Task directions: Below is a block of records: output all of them exactly and leave out the pictures.

Supplied data:
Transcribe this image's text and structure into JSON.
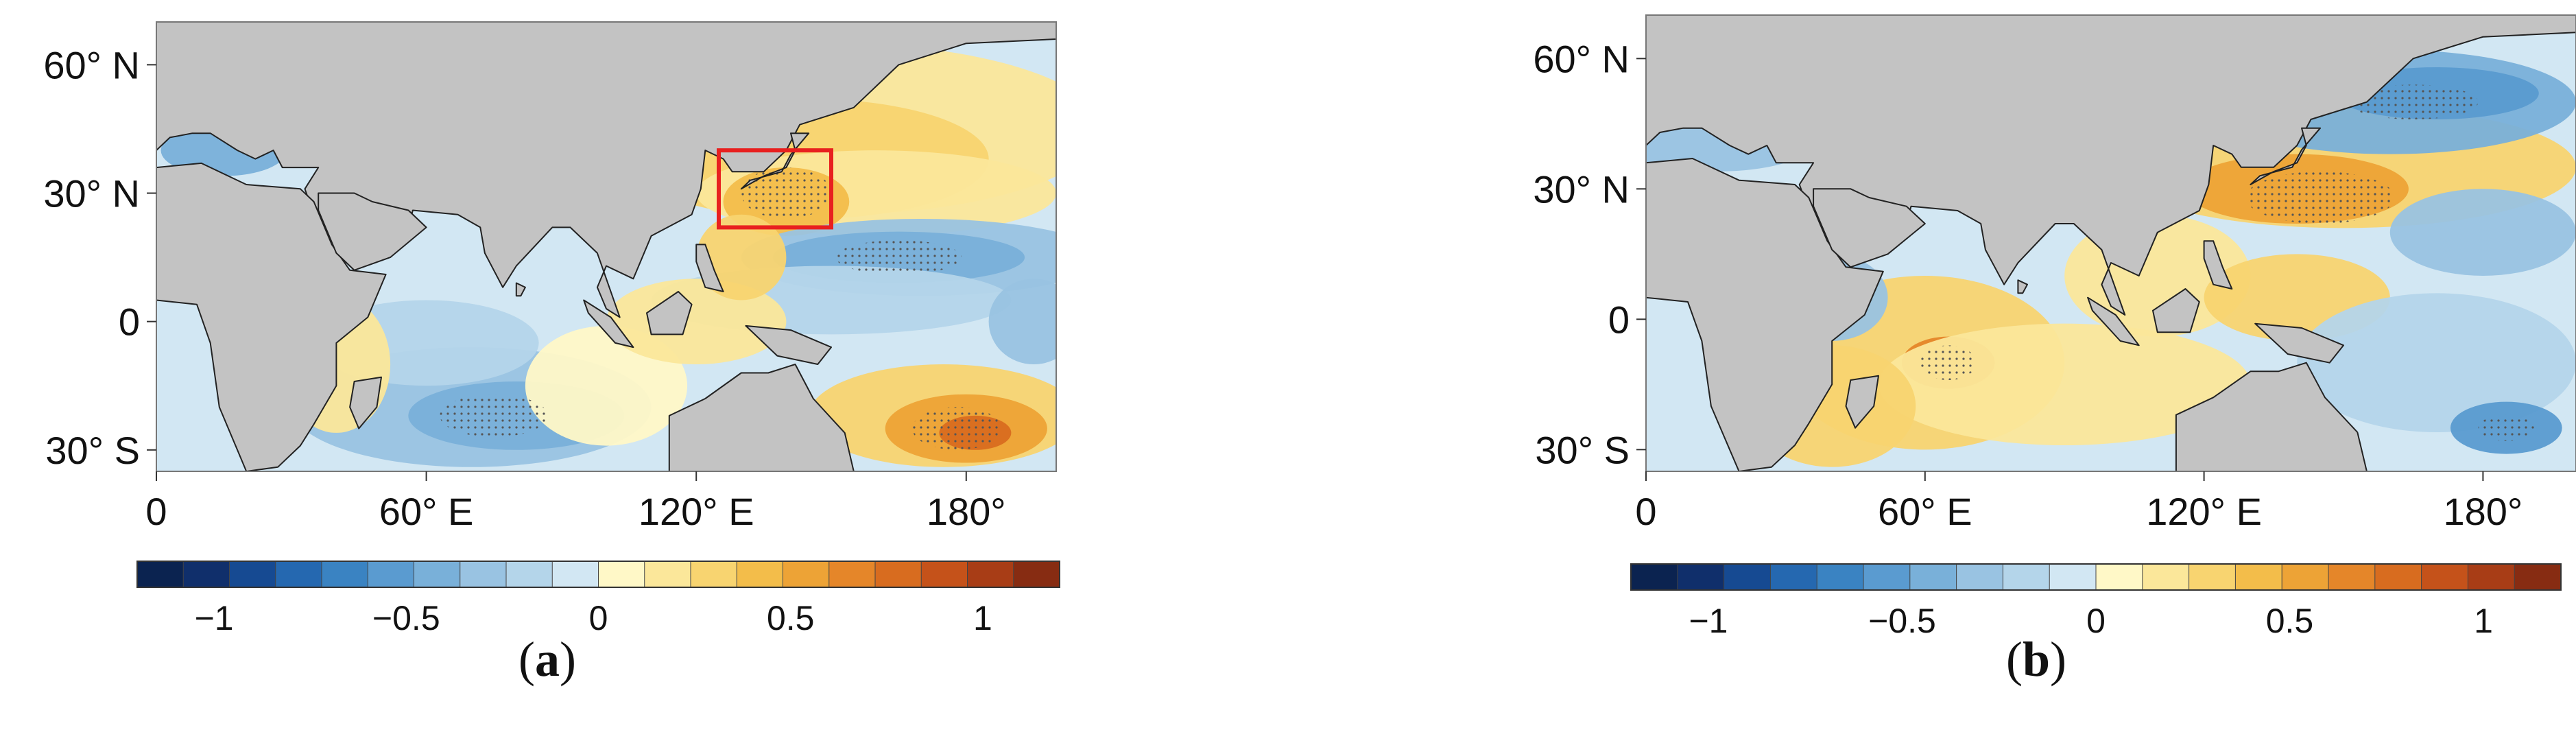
{
  "panels": [
    {
      "id": "a",
      "tag": "a",
      "lat_labels": [
        "60° N",
        "30° N",
        "0",
        "30° S"
      ],
      "lon_labels": [
        "0",
        "60° E",
        "120° E",
        "180°"
      ],
      "colorbar_ticks": [
        "−1",
        "−0.5",
        "0",
        "0.5",
        "1"
      ],
      "has_box": true
    },
    {
      "id": "b",
      "tag": "b",
      "lat_labels": [
        "60° N",
        "30° N",
        "0",
        "30° S"
      ],
      "lon_labels": [
        "0",
        "60° E",
        "120° E",
        "180°"
      ],
      "colorbar_ticks": [
        "−1",
        "−0.5",
        "0",
        "0.5",
        "1"
      ],
      "has_box": false
    }
  ],
  "colors": {
    "land": "#c3c3c3",
    "box": "#e8201f",
    "colorbar": [
      "#0b2350",
      "#102f6b",
      "#164a92",
      "#2568b0",
      "#3a83c2",
      "#5a9bd0",
      "#79b0d9",
      "#99c3e2",
      "#b4d5ea",
      "#d2e7f3",
      "#fff8c7",
      "#fbe79a",
      "#f8d470",
      "#f3bd4a",
      "#eda336",
      "#e58629",
      "#d86c1f",
      "#c5521a",
      "#a83d16",
      "#872c12"
    ]
  }
}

Expected output:
Transcribe this image's text and structure into JSON.
{
  "panels": [
    {
      "id": "a",
      "tag": "a",
      "lat_labels": [
        "60° N",
        "30° N",
        "0",
        "30° S"
      ],
      "lon_labels": [
        "0",
        "60° E",
        "120° E",
        "180°"
      ],
      "colorbar_ticks": [
        "−1",
        "−0.5",
        "0",
        "0.5",
        "1"
      ],
      "has_box": true
    },
    {
      "id": "b",
      "tag": "b",
      "lat_labels": [
        "60° N",
        "30° N",
        "0",
        "30° S"
      ],
      "lon_labels": [
        "0",
        "60° E",
        "120° E",
        "180°"
      ],
      "colorbar_ticks": [
        "−1",
        "−0.5",
        "0",
        "0.5",
        "1"
      ],
      "has_box": false
    }
  ],
  "colors": {
    "land": "#c3c3c3",
    "box": "#e8201f",
    "colorbar": [
      "#0b2350",
      "#102f6b",
      "#164a92",
      "#2568b0",
      "#3a83c2",
      "#5a9bd0",
      "#79b0d9",
      "#99c3e2",
      "#b4d5ea",
      "#d2e7f3",
      "#fff8c7",
      "#fbe79a",
      "#f8d470",
      "#f3bd4a",
      "#eda336",
      "#e58629",
      "#d86c1f",
      "#c5521a",
      "#a83d16",
      "#872c12"
    ]
  }
}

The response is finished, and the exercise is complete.